Material provided:
+--

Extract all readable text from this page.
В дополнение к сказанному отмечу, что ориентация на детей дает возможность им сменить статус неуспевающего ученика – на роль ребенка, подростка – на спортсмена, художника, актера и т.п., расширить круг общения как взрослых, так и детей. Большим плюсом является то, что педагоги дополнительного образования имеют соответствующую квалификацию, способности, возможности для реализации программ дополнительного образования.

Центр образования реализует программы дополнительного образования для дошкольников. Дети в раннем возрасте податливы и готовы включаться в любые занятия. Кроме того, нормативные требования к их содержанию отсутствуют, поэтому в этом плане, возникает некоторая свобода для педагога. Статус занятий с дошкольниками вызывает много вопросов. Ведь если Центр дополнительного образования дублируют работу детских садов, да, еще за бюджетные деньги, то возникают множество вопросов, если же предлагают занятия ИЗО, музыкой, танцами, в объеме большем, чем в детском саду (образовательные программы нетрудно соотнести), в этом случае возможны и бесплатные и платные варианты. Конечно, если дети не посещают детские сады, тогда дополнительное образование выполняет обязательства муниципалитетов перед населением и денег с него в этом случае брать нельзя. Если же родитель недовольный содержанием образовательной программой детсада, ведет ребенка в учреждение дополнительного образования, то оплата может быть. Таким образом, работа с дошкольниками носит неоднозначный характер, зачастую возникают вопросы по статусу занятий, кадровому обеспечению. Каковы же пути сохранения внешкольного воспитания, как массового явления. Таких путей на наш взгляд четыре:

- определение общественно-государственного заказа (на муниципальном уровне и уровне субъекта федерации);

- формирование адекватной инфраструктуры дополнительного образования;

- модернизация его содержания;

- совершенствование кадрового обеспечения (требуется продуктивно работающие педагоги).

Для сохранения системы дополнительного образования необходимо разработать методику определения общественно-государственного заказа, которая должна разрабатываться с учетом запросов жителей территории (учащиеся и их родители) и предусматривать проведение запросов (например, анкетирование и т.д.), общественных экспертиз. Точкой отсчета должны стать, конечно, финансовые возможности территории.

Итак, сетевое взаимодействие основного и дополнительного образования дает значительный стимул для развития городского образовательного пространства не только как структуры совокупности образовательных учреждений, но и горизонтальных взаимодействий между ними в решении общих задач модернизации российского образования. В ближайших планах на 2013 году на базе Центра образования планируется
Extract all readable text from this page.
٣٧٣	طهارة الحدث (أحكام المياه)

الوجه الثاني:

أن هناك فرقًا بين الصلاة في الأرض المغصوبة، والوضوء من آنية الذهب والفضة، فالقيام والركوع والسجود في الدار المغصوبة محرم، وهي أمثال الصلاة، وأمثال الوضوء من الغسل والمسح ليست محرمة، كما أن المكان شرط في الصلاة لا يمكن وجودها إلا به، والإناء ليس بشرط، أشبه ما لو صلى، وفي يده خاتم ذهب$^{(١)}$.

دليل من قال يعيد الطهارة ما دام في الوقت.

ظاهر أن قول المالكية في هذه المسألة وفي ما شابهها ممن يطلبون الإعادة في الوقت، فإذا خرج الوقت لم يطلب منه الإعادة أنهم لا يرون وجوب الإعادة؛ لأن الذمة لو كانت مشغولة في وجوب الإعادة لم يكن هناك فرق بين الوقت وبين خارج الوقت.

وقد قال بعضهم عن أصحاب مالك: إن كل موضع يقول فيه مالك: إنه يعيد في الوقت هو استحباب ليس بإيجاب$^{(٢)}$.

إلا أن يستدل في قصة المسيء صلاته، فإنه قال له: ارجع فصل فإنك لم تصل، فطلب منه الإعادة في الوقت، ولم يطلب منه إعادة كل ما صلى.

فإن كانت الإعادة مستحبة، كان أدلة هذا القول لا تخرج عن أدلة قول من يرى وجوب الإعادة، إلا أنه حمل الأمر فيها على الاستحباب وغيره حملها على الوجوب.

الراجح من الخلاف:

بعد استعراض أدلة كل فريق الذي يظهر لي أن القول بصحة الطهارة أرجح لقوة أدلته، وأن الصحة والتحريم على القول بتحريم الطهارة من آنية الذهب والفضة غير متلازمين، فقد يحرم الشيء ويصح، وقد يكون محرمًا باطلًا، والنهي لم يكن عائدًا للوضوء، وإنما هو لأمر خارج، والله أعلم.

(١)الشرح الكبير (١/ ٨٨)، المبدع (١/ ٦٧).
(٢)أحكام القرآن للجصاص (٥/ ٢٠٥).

+--

Problem description: Retype the material in full, character for character.

Output of the task:
Extract all readable text from this page.
В дополнение к сказанному отмечу, что ориентация на детей дает возможность им сменить статус неуспевающего ученика – на роль ребенка, подростка – на спортсмена, художника, актера и т.п., расширить круг общения как взрослых, так и детей. Большим плюсом является то, что педагоги дополнительного образования имеют соответствующую квалификацию, способности, возможности для реализации программ дополнительного образования.

Центр образования реализует программы дополнительного образования для дошкольников. Дети в раннем возрасте податливы и готовы включаться в любые занятия. Кроме того, нормативные требования к их содержанию отсутствуют, поэтому в этом плане, возникает некоторая свобода для педагога. Статус занятий с дошкольниками вызывает много вопросов. Ведь если Центр дополнительного образования дублируют работу детских садов, да, еще за бюджетные деньги, то возникают множество вопросов, если же предлагают занятия ИЗО, музыкой, танцами, в объеме большем, чем в детском саду (образовательные программы нетрудно соотнести), в этом случае возможны и бесплатные и платные варианты. Конечно, если дети не посещают детские сады, тогда дополнительное образование выполняет обязательства муниципалитетов перед населением и денег с него в этом случае брать нельзя. Если же родитель недовольный содержанием образовательной программой детсада, ведет ребенка в учреждение дополнительного образования, то оплата может быть. Таким образом, работа с дошкольниками носит неоднозначный характер, зачастую возникают вопросы по статусу занятий, кадровому обеспечению. Каковы же пути сохранения внешкольного воспитания, как массового явления. Таких путей на наш взгляд четыре:

- определение общественно-государственного заказа (на муниципальном уровне и уровне субъекта федерации);

- формирование адекватной инфраструктуры дополнительного образования;

- модернизация его содержания;

- совершенствование кадрового обеспечения (требуется продуктивно работающие педагоги).

Для сохранения системы дополнительного образования необходимо разработать методику определения общественно-государственного заказа, которая должна разрабатываться с учетом запросов жителей территории (учащиеся и их родители) и предусматривать проведение запросов (например, анкетирование и т.д.), общественных экспертиз. Точкой отсчета должны стать, конечно, финансовые возможности территории.

Итак, сетевое взаимодействие основного и дополнительного образования дает значительный стимул для развития городского образовательного пространства не только как структуры совокупности образовательных учреждений, но и горизонтальных взаимодействий между ними в решении общих задач модернизации российского образования. В ближайших планах на 2013 году на базе Центра образования планируется
Extract all readable text from this page.
٣٧٣	طهارة الحدث (أحكام المياه)

الوجه الثاني:

أن هناك فرقًا بين الصلاة في الأرض المغصوبة، والوضوء من آنية الذهب والفضة، فالقيام والركوع والسجود في الدار المغصوبة محرم، وهي أمثال الصلاة، وأمثال الوضوء من الغسل والمسح ليست محرمة، كما أن المكان شرط في الصلاة لا يمكن وجودها إلا به، والإناء ليس بشرط، أشبه ما لو صلى، وفي يده خاتم ذهب$^{(١)}$.

دليل من قال يعيد الطهارة ما دام في الوقت.

ظاهر أن قول المالكية في هذه المسألة وفي ما شابهها ممن يطلبون الإعادة في الوقت، فإذا خرج الوقت لم يطلب منه الإعادة أنهم لا يرون وجوب الإعادة؛ لأن الذمة لو كانت مشغولة في وجوب الإعادة لم يكن هناك فرق بين الوقت وبين خارج الوقت.

وقد قال بعضهم عن أصحاب مالك: إن كل موضع يقول فيه مالك: إنه يعيد في الوقت هو استحباب ليس بإيجاب$^{(٢)}$.

إلا أن يستدل في قصة المسيء صلاته، فإنه قال له: ارجع فصل فإنك لم تصل، فطلب منه الإعادة في الوقت، ولم يطلب منه إعادة كل ما صلى.

فإن كانت الإعادة مستحبة، كان أدلة هذا القول لا تخرج عن أدلة قول من يرى وجوب الإعادة، إلا أنه حمل الأمر فيها على الاستحباب وغيره حملها على الوجوب.

الراجح من الخلاف:

بعد استعراض أدلة كل فريق الذي يظهر لي أن القول بصحة الطهارة أرجح لقوة أدلته، وأن الصحة والتحريم على القول بتحريم الطهارة من آنية الذهب والفضة غير متلازمين، فقد يحرم الشيء ويصح، وقد يكون محرمًا باطلًا، والنهي لم يكن عائدًا للوضوء، وإنما هو لأمر خارج، والله أعلم.

(١)الشرح الكبير (١/ ٨٨)، المبدع (١/ ٦٧).
(٢)أحكام القرآن للجصاص (٥/ ٢٠٥).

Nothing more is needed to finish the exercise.